== Given task ==
Beginning at the line that contains "Decode this image", reproduce every line to the end of the material without changing any of them.

Excerpts from a figure dataset
---
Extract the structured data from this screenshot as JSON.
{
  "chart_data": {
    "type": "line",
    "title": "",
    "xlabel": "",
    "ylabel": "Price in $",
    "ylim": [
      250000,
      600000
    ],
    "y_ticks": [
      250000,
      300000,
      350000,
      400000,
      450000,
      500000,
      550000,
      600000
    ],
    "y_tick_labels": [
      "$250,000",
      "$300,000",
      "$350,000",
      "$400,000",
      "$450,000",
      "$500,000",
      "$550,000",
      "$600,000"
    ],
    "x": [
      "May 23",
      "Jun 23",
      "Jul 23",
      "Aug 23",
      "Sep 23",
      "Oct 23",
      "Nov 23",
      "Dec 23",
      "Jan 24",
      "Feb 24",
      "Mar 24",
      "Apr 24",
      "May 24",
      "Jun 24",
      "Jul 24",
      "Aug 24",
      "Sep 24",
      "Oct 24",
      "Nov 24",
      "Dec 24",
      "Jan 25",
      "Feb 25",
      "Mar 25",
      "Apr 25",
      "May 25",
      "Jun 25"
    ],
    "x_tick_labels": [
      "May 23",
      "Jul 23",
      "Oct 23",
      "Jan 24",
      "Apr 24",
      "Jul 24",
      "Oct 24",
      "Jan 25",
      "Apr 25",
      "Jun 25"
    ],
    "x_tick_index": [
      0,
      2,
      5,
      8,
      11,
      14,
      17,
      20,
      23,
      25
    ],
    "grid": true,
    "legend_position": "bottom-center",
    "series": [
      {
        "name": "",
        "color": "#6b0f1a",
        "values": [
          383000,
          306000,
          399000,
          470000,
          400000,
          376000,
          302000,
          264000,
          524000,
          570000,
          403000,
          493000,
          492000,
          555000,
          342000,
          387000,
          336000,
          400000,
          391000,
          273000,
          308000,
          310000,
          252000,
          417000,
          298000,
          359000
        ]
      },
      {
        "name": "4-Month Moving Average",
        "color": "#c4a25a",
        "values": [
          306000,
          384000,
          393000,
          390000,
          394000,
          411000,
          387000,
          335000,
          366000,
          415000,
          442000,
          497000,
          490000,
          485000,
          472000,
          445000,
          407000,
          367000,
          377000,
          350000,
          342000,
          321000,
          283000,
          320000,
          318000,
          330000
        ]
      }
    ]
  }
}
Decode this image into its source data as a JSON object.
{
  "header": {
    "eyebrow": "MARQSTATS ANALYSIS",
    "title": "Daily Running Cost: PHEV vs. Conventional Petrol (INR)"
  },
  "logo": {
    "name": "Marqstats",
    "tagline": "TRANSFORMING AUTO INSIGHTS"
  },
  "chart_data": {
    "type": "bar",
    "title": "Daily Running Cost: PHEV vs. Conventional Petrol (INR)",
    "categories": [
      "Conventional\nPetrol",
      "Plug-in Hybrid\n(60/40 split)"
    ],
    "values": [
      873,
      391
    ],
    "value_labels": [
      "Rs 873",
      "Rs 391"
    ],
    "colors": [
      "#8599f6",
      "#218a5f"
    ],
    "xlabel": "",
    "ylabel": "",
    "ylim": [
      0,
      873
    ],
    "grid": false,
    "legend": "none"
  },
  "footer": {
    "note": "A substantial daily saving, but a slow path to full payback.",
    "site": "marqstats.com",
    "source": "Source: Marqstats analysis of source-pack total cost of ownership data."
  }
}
---
== The solution ==
Decode this image into its source data as a JSON object.
{
  "header": {
    "eyebrow": "MARQSTATS ANALYSIS",
    "title": "Daily Running Cost: PHEV vs. Conventional Petrol (INR)"
  },
  "logo": {
    "name": "Marqstats",
    "tagline": "TRANSFORMING AUTO INSIGHTS"
  },
  "chart_data": {
    "type": "bar",
    "title": "Daily Running Cost: PHEV vs. Conventional Petrol (INR)",
    "categories": [
      "Conventional\nPetrol",
      "Plug-in Hybrid\n(60/40 split)"
    ],
    "values": [
      873,
      391
    ],
    "value_labels": [
      "Rs 873",
      "Rs 391"
    ],
    "colors": [
      "#8599f6",
      "#218a5f"
    ],
    "xlabel": "",
    "ylabel": "",
    "ylim": [
      0,
      873
    ],
    "grid": false,
    "legend": "none"
  },
  "footer": {
    "note": "A substantial daily saving, but a slow path to full payback.",
    "site": "marqstats.com",
    "source": "Source: Marqstats analysis of source-pack total cost of ownership data."
  }
}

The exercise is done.